▶ _Available records_

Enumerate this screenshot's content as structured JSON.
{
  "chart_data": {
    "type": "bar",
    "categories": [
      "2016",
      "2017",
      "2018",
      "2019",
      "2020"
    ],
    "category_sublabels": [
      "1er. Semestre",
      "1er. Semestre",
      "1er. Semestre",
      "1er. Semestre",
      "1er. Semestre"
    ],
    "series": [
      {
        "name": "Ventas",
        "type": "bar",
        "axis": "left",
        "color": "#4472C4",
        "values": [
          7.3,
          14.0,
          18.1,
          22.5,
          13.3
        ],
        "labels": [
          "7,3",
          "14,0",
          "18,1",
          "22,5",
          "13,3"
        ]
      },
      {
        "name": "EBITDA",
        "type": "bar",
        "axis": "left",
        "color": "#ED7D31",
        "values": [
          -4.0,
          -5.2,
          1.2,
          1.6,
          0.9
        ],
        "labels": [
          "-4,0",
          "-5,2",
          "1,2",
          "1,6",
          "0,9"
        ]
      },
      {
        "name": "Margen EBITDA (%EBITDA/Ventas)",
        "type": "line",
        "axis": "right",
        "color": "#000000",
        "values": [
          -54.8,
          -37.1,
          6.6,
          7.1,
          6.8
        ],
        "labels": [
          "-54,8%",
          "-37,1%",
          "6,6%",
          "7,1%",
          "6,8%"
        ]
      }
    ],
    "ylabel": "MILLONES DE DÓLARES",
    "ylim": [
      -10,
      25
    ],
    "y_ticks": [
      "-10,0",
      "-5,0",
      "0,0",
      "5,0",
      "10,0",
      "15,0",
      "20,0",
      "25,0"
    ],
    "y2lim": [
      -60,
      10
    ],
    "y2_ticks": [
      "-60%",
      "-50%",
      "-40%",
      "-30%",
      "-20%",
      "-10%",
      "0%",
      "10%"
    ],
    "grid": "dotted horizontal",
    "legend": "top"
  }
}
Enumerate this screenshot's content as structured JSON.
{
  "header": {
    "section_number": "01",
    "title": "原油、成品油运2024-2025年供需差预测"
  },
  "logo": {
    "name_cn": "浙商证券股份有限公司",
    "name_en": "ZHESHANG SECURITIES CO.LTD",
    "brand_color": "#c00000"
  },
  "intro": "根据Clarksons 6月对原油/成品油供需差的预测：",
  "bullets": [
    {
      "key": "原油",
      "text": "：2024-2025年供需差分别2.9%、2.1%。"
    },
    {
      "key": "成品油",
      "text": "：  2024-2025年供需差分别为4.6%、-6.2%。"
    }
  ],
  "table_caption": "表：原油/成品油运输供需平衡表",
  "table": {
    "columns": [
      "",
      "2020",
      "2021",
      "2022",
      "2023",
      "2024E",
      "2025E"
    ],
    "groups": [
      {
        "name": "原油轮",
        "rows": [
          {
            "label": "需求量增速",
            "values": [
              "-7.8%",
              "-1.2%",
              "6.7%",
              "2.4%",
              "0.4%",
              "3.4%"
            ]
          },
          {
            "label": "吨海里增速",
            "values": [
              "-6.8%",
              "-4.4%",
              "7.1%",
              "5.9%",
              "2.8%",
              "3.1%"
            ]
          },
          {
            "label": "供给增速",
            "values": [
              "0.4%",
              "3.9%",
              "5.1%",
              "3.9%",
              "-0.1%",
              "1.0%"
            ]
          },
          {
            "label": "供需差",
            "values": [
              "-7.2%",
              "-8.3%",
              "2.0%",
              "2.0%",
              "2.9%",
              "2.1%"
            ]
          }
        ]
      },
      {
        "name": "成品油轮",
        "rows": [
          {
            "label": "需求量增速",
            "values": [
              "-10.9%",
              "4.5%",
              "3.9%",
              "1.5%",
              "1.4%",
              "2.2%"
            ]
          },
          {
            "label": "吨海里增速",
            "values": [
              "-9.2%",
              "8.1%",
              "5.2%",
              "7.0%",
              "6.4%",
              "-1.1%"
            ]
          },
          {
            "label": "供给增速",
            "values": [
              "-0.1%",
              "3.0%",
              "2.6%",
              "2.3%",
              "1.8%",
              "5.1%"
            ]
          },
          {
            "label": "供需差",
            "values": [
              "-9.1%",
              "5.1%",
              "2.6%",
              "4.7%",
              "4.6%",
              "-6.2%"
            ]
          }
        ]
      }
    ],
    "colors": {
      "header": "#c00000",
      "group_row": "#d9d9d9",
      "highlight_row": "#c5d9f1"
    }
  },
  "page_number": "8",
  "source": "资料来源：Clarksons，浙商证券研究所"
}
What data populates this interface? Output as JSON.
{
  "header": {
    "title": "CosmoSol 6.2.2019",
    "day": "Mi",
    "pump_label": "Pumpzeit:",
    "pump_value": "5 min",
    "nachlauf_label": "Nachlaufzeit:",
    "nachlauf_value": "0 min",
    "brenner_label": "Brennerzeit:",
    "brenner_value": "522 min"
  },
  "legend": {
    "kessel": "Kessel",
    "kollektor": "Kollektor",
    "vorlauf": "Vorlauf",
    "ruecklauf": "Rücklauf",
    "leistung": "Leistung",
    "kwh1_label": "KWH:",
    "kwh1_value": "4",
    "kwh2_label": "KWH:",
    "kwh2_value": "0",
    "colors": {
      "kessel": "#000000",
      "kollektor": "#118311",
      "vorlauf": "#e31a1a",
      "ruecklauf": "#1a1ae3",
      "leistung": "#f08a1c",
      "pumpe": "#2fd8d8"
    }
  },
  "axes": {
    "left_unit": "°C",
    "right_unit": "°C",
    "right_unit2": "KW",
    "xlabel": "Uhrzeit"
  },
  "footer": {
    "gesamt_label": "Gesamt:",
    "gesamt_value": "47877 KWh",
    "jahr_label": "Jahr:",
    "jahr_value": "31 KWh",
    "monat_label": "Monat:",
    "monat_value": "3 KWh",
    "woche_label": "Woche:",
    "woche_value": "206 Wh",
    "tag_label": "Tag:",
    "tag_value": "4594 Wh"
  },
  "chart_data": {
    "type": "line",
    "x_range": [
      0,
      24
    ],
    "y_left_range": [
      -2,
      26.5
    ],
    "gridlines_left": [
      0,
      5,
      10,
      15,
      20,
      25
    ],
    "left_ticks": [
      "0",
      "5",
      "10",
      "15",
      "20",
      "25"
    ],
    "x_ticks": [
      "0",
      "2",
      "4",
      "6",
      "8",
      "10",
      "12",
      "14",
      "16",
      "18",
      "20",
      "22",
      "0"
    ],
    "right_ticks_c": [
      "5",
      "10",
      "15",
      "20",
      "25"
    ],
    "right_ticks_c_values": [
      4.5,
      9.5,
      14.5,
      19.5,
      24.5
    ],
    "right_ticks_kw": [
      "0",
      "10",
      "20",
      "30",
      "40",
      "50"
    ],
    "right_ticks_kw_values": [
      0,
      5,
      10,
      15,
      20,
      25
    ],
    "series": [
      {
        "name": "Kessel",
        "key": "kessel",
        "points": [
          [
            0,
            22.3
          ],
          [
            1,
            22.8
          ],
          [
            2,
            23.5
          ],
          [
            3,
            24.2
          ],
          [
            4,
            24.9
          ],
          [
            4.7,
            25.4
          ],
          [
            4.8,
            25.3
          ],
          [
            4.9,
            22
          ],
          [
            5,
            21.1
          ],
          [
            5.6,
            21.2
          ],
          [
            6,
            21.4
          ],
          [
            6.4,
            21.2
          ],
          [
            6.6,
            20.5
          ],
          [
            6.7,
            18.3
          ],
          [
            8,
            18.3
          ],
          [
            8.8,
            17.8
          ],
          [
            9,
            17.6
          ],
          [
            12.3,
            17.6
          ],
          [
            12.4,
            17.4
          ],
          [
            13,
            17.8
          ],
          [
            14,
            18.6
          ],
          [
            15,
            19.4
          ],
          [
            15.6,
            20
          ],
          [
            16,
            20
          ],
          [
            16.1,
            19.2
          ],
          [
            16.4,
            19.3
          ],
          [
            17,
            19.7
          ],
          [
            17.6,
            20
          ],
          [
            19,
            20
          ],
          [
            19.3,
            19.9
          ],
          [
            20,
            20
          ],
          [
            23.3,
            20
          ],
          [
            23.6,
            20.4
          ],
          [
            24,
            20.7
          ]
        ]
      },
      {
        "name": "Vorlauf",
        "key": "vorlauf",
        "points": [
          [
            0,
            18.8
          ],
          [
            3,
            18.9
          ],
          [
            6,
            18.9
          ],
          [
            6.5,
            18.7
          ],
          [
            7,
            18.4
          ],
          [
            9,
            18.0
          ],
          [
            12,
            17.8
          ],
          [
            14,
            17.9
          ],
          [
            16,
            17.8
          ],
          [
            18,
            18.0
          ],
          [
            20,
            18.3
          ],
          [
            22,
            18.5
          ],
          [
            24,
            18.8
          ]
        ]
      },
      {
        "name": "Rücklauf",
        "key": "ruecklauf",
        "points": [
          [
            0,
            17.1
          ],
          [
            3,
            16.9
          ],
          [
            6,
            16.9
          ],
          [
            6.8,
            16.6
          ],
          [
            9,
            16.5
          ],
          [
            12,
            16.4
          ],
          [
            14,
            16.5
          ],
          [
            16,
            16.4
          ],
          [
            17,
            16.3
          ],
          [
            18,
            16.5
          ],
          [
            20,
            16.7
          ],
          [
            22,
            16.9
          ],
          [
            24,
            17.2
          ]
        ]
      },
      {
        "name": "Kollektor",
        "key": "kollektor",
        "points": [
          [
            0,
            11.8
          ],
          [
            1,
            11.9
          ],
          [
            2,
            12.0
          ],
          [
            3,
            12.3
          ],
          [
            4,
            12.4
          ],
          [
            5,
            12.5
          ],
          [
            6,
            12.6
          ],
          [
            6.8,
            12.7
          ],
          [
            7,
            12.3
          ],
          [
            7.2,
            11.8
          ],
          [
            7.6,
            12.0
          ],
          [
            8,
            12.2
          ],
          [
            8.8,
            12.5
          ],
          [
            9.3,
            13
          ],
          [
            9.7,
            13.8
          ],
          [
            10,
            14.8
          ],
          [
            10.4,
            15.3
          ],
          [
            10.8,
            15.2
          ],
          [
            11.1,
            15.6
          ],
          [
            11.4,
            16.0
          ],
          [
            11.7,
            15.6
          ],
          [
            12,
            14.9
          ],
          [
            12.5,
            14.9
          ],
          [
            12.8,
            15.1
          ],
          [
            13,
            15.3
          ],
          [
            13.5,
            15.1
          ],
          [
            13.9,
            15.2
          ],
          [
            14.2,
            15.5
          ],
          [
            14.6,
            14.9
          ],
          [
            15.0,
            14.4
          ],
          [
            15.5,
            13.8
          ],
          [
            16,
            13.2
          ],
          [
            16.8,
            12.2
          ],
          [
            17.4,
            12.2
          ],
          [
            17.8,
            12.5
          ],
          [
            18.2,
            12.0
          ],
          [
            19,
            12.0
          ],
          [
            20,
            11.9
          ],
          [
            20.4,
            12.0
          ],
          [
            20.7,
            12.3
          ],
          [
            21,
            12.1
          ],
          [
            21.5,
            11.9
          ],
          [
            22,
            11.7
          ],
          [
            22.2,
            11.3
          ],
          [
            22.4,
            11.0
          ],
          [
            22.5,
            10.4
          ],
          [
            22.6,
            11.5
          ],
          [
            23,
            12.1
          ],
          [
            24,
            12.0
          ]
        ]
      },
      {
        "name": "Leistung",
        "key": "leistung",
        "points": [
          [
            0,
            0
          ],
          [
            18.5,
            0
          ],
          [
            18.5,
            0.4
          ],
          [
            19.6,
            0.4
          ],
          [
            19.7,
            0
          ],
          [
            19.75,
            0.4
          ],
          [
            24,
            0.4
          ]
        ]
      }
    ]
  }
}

▶ _Given task_
Pick out each line that holds the string "title".

▶ _Result of this exercise_
    "title": "原油、成品油运2024-2025年供需差预测"
    "title": "CosmoSol 6.2.2019",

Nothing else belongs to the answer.